• [TASK]
Each line containing the word "diagram" must be reported.

• [EXERCISE MATERIAL]
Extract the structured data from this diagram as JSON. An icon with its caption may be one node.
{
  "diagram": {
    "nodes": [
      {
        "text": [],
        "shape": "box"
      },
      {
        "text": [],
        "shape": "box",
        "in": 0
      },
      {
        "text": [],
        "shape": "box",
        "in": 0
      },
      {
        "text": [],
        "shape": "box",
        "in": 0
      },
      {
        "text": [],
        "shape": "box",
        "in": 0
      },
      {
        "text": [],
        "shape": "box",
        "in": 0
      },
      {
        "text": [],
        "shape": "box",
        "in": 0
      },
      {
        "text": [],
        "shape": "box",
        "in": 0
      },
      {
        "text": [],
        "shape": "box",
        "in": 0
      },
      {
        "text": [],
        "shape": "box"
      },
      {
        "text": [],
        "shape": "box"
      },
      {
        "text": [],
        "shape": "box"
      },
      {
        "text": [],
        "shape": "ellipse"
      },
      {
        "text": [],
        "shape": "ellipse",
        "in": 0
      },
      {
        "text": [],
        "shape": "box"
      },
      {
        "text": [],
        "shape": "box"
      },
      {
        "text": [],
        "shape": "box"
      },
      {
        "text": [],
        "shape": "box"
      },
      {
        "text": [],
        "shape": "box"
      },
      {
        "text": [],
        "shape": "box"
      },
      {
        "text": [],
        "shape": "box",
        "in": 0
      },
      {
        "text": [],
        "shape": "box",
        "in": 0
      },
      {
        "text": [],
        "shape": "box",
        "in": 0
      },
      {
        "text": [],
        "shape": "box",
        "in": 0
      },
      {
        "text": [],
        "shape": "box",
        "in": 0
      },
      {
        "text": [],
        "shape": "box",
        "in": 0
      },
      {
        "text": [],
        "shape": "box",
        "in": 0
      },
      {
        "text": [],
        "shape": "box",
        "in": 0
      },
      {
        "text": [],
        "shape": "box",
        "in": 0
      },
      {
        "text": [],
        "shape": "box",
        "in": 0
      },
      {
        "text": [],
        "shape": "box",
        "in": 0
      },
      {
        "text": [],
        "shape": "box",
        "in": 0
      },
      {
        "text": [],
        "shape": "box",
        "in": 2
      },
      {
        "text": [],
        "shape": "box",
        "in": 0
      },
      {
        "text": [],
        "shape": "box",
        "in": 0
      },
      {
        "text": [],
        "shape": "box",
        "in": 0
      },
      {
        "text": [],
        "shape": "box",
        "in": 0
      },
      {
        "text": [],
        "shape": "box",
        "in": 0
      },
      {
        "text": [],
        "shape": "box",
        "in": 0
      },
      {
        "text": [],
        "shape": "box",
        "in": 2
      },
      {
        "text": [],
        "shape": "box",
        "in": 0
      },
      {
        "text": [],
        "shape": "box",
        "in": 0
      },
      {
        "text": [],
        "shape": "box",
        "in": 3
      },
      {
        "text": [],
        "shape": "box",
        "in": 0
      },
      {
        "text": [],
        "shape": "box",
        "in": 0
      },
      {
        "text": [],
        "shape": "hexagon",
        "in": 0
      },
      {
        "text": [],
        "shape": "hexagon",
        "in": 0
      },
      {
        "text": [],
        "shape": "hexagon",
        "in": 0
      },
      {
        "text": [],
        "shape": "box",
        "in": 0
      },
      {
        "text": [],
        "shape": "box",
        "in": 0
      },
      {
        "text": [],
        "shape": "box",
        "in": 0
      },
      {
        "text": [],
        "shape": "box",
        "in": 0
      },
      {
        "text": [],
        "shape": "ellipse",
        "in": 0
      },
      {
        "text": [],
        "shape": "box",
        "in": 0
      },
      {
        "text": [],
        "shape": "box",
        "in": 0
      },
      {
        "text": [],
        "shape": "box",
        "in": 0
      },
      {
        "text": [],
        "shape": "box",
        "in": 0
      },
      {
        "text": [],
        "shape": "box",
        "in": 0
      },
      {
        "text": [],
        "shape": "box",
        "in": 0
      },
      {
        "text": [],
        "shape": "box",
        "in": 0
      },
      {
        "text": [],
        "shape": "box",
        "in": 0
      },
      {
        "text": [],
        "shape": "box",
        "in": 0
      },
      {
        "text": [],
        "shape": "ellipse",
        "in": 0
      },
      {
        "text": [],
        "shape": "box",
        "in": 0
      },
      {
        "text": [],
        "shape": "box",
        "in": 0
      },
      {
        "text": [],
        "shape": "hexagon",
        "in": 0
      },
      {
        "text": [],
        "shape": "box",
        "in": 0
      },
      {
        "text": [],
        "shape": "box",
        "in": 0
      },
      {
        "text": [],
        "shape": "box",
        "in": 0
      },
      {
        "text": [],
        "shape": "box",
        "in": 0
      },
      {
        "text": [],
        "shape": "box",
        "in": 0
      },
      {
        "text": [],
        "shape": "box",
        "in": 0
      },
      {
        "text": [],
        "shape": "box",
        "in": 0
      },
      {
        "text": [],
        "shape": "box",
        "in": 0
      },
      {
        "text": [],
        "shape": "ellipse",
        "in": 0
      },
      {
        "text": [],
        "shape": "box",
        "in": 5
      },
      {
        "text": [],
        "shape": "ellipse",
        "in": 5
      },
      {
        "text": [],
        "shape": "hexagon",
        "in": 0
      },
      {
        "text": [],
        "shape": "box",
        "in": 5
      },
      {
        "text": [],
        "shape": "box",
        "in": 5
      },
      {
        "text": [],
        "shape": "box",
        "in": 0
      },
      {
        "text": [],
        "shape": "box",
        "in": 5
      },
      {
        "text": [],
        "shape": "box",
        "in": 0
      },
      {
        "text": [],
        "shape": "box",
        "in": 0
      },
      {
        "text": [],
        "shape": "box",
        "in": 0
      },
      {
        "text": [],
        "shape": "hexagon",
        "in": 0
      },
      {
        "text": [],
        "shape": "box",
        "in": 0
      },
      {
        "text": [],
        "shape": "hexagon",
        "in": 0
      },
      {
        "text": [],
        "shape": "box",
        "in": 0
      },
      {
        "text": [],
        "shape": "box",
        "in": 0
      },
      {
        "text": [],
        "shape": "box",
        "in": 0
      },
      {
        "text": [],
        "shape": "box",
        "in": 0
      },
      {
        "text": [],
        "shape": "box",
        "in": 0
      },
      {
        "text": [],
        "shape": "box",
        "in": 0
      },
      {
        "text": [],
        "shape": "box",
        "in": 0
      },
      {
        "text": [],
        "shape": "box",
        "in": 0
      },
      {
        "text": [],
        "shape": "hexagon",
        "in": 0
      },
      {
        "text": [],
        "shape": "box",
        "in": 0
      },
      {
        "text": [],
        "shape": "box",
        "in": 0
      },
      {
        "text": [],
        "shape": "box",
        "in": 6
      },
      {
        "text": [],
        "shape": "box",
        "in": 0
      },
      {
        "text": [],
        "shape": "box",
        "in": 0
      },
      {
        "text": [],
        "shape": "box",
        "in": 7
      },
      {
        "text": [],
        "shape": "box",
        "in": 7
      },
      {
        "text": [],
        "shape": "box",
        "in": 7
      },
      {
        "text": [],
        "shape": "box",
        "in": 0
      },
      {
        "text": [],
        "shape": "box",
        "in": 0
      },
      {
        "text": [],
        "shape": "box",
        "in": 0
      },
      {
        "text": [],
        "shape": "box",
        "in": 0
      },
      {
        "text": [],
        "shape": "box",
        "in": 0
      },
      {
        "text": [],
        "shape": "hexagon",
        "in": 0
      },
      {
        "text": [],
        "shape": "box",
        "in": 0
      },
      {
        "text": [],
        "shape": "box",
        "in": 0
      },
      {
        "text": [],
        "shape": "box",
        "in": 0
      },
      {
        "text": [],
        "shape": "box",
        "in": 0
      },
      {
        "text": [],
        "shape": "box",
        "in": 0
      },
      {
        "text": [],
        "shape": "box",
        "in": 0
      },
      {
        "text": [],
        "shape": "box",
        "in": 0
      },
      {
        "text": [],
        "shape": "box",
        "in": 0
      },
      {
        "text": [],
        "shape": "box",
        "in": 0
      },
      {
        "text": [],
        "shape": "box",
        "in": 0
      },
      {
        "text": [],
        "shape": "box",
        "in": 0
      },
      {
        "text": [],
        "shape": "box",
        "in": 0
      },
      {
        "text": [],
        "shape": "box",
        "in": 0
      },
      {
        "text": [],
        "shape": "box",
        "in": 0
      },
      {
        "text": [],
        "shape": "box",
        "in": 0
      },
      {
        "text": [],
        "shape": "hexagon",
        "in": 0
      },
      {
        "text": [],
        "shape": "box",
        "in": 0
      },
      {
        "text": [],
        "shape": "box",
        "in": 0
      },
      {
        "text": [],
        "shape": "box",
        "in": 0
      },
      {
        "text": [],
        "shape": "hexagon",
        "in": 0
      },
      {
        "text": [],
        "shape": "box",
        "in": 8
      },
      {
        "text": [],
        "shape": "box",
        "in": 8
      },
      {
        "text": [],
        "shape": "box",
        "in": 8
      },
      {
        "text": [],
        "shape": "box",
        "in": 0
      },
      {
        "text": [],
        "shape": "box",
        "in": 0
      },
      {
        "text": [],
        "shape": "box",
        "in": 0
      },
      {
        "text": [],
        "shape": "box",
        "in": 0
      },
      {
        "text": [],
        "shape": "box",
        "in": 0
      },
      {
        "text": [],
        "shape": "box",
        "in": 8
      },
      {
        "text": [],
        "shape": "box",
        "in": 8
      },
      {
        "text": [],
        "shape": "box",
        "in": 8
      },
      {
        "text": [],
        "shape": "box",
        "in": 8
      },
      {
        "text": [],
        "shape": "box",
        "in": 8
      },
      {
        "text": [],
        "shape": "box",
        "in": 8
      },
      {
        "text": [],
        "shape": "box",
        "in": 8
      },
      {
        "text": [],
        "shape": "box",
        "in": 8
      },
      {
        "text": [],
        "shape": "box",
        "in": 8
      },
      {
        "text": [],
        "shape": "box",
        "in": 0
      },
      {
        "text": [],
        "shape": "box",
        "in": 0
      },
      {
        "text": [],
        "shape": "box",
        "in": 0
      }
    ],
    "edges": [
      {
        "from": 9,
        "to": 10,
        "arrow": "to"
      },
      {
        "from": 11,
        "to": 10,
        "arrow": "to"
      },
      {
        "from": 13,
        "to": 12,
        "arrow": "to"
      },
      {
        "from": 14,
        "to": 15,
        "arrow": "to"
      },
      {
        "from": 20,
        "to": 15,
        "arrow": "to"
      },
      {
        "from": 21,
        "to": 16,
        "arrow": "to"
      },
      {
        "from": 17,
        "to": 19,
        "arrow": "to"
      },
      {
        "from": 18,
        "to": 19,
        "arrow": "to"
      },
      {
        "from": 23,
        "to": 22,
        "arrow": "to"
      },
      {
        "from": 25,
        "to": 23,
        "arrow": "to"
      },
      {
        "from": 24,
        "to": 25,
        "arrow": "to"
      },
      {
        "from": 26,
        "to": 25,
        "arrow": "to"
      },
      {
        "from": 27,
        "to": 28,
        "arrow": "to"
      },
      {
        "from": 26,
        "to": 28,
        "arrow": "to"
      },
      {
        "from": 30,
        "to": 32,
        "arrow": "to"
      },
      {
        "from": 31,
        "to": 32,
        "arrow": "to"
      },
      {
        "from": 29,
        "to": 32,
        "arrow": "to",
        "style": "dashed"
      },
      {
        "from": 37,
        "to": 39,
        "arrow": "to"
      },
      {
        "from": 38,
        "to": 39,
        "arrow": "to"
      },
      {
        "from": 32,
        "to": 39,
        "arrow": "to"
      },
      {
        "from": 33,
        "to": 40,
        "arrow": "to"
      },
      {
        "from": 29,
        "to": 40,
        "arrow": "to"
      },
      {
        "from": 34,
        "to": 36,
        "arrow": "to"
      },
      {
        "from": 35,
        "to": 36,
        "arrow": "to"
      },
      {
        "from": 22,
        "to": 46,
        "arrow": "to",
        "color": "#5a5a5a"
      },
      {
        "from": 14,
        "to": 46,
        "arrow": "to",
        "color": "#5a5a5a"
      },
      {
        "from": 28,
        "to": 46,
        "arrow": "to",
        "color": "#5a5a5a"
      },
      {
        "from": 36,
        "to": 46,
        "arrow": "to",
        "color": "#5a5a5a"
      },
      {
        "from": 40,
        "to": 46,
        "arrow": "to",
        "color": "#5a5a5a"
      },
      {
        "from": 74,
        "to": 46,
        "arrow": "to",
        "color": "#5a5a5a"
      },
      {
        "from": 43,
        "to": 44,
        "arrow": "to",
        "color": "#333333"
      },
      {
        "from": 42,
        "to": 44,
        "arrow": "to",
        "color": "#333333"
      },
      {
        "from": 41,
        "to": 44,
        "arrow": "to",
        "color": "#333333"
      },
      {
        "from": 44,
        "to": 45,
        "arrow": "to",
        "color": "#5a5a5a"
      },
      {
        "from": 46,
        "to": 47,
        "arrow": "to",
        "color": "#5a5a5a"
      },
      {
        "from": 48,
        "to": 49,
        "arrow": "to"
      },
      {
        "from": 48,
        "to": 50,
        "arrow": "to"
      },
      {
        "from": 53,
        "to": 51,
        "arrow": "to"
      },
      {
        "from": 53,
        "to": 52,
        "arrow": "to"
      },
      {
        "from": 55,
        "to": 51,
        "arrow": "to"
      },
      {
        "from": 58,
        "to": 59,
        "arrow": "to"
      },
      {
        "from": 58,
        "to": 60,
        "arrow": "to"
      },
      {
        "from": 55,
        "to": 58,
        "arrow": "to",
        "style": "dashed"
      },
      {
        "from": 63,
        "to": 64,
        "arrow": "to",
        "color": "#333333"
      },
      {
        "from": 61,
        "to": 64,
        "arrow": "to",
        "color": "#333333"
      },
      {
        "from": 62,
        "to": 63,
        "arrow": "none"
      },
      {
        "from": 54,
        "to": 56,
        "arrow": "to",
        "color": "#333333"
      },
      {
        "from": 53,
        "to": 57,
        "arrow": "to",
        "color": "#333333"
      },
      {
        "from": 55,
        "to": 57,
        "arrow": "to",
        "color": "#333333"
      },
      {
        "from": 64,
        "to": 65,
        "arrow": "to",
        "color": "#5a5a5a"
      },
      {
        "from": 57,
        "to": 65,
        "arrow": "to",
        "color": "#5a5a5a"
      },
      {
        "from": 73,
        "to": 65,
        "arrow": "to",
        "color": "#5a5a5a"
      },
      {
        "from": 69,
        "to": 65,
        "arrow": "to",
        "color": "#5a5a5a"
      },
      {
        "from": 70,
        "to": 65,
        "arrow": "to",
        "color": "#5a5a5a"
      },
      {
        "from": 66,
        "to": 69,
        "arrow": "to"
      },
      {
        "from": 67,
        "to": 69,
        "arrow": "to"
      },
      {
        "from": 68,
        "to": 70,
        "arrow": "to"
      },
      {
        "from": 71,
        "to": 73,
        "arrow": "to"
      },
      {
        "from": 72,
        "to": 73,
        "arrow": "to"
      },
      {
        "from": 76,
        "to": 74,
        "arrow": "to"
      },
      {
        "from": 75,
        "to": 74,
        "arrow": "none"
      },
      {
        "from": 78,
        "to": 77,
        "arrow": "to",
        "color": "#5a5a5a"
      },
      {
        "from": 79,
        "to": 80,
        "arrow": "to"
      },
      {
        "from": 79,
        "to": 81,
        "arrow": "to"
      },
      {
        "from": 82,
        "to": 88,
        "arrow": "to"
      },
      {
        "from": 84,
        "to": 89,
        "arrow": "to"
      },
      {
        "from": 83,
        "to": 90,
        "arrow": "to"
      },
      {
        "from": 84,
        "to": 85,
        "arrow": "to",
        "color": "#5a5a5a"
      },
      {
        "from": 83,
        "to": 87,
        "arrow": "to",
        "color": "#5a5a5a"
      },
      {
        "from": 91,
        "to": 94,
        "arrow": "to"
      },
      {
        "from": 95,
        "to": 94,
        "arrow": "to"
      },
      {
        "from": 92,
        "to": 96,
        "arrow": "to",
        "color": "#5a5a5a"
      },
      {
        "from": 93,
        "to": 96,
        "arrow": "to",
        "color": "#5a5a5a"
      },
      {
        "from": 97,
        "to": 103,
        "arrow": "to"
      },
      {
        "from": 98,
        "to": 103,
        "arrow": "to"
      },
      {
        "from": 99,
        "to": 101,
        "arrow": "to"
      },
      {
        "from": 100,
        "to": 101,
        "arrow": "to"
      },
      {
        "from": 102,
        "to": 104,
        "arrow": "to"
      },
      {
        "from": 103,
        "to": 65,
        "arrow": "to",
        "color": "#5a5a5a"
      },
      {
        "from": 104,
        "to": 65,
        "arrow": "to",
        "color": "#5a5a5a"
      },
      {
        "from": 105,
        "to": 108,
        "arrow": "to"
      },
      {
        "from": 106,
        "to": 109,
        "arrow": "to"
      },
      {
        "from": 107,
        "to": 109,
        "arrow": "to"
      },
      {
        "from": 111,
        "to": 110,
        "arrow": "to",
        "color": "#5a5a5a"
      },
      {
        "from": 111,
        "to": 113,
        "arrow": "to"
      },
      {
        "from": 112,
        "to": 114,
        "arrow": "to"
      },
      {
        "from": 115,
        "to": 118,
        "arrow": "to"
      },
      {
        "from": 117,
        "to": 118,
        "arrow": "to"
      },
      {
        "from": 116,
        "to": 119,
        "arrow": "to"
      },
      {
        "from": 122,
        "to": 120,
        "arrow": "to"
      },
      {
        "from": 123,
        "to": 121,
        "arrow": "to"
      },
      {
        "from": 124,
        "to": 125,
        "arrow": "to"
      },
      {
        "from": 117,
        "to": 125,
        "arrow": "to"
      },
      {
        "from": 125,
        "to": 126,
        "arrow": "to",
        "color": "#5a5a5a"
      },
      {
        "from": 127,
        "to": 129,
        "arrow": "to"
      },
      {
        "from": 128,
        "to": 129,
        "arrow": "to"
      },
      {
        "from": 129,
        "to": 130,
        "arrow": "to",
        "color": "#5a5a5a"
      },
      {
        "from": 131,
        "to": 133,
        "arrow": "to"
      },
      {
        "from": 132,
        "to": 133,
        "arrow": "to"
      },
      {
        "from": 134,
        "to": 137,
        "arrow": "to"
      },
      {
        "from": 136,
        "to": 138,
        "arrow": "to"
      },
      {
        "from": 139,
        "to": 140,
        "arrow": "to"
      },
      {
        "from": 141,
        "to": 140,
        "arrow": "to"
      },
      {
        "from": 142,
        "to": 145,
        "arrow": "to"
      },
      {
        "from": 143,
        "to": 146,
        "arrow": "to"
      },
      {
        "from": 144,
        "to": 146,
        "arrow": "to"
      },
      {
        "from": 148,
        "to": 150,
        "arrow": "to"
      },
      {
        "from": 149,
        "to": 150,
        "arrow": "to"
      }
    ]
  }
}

• [EXERCISE SOLUTION]
Extract the structured data from this diagram as JSON. An icon with its caption may be one node.
  "diagram": {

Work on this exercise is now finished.